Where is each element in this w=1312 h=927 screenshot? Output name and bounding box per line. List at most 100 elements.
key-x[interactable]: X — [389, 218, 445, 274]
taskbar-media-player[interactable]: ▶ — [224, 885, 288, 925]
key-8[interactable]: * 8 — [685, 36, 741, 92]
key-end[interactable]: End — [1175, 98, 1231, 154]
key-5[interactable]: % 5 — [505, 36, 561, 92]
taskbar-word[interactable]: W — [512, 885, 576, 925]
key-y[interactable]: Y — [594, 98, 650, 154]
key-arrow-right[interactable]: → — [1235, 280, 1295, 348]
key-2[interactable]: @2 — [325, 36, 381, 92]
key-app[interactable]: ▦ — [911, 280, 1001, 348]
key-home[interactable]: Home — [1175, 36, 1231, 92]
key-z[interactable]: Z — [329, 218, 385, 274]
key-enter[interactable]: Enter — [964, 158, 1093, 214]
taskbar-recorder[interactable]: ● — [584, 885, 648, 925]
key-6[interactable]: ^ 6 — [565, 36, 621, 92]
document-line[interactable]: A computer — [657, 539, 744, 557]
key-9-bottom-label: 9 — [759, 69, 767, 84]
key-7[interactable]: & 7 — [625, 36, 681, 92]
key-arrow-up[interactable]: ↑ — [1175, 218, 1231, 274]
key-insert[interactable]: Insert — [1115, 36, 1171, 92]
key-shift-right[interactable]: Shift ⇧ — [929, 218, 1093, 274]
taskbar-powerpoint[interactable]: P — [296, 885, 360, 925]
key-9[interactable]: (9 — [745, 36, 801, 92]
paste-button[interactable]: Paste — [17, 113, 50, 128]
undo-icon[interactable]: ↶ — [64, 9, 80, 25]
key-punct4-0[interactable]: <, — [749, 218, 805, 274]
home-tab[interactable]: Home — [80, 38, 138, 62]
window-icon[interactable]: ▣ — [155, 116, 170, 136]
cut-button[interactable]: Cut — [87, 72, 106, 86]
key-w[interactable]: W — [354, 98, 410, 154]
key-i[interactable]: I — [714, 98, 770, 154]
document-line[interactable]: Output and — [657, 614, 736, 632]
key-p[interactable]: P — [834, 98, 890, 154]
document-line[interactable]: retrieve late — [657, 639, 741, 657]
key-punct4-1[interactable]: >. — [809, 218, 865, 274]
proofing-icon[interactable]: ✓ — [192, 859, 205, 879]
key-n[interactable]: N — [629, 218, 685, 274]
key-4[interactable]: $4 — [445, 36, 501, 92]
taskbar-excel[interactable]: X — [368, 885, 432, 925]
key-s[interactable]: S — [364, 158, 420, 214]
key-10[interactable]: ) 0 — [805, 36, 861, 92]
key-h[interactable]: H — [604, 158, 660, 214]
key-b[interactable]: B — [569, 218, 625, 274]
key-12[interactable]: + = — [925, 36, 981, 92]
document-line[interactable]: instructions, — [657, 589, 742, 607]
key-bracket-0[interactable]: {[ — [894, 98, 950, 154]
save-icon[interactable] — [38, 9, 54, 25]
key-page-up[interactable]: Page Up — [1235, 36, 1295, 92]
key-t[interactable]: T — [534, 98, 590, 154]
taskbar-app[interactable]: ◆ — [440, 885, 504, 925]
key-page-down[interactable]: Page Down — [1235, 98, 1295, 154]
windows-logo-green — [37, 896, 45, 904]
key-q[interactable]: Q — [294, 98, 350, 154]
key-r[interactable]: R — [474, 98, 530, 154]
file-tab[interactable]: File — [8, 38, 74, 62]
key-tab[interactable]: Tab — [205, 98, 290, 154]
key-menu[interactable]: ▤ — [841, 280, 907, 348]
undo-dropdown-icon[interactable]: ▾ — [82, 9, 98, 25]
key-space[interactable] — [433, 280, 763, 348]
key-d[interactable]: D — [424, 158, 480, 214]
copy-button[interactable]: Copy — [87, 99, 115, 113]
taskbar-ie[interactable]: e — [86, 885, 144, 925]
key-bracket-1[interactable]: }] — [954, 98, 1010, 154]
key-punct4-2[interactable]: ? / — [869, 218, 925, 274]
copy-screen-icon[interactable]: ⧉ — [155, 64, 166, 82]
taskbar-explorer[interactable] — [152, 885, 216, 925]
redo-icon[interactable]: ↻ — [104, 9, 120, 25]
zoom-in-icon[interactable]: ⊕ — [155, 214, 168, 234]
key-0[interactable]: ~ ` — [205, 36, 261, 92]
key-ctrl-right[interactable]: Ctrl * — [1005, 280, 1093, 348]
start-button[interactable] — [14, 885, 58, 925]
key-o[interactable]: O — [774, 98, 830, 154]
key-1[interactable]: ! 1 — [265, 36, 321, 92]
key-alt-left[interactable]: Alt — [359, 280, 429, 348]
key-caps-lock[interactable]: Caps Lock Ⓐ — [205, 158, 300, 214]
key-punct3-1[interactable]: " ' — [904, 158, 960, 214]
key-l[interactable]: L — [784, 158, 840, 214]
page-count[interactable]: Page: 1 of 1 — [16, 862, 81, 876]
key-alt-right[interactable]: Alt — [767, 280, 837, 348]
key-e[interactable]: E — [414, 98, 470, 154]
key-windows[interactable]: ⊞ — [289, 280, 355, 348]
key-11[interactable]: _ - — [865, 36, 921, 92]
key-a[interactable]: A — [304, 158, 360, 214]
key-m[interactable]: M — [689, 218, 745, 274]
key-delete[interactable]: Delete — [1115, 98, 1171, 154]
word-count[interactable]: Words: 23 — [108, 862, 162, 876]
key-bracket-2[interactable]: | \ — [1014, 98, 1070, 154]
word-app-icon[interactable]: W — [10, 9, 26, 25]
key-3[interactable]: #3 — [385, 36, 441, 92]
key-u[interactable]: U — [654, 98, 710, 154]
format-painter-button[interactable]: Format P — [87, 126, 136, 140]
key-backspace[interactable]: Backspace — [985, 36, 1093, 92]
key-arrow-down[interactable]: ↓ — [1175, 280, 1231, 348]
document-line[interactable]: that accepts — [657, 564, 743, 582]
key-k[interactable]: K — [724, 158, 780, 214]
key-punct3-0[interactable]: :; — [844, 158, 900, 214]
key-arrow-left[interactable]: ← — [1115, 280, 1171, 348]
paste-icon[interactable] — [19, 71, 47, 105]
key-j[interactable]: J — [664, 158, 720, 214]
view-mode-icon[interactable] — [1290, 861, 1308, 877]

-*-

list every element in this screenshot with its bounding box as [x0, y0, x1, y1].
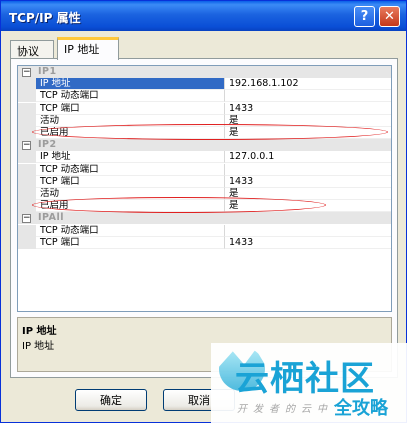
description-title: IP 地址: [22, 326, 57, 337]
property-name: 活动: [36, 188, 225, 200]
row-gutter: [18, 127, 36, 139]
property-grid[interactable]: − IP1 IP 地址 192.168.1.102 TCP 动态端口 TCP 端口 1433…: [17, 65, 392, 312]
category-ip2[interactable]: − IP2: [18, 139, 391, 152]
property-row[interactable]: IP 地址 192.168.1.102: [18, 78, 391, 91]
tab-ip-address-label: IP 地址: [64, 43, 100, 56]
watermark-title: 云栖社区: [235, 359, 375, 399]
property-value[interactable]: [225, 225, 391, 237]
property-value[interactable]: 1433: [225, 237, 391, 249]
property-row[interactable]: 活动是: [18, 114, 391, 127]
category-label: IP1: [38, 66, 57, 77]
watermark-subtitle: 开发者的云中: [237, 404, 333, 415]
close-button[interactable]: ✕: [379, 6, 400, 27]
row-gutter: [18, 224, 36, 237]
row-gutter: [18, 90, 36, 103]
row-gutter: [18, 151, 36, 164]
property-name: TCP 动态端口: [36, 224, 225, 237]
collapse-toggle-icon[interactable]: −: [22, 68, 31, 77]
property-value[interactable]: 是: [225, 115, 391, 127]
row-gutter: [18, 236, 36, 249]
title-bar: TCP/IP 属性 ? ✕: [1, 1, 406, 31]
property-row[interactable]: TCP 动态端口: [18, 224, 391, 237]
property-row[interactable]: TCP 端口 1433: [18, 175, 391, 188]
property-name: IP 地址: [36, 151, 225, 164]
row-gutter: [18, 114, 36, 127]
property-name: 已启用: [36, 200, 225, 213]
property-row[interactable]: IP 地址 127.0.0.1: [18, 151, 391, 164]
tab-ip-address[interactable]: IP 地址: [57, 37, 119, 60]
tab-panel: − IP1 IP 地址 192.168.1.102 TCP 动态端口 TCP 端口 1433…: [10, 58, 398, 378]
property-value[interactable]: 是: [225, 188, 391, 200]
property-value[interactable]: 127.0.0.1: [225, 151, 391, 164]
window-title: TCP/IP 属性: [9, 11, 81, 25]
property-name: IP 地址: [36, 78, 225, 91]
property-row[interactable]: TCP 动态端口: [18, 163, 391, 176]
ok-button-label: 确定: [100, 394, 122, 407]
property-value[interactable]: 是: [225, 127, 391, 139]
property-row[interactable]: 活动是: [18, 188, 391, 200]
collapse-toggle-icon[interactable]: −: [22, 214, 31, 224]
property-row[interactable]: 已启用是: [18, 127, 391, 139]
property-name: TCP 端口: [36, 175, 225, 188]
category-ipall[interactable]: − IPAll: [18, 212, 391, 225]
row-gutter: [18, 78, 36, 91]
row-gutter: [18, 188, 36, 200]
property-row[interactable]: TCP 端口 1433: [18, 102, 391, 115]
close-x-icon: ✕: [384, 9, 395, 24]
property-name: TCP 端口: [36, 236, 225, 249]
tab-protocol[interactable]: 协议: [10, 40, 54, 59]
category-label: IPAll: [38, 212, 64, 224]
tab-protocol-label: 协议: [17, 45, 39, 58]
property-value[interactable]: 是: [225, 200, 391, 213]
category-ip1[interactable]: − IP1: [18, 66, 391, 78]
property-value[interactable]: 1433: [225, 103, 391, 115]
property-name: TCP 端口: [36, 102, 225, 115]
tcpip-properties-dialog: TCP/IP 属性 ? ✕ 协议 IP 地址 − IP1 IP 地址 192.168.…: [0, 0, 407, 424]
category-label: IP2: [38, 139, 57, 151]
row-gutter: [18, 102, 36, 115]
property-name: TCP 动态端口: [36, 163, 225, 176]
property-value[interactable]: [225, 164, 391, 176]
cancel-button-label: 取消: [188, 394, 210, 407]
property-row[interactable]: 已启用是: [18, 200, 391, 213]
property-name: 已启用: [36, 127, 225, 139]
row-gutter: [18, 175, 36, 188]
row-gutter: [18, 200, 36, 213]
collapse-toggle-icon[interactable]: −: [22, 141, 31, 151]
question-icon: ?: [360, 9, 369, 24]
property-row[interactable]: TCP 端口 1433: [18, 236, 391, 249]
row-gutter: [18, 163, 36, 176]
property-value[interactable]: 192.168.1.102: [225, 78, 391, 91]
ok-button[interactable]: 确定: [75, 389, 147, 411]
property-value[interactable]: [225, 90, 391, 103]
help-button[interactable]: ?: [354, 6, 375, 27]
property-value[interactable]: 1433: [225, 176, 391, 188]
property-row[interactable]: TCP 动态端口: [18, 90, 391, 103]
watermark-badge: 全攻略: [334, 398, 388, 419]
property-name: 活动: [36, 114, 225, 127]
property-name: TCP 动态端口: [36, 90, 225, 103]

-*-

◆ **INSTRUCTION**: List every line in the records above that contains the string "windows", matching case exactly.

◆ **EXPECTED ANSWER**:
windows-logo-green — [37, 896, 45, 904]
key-windows[interactable]: ⊞ — [289, 280, 355, 348]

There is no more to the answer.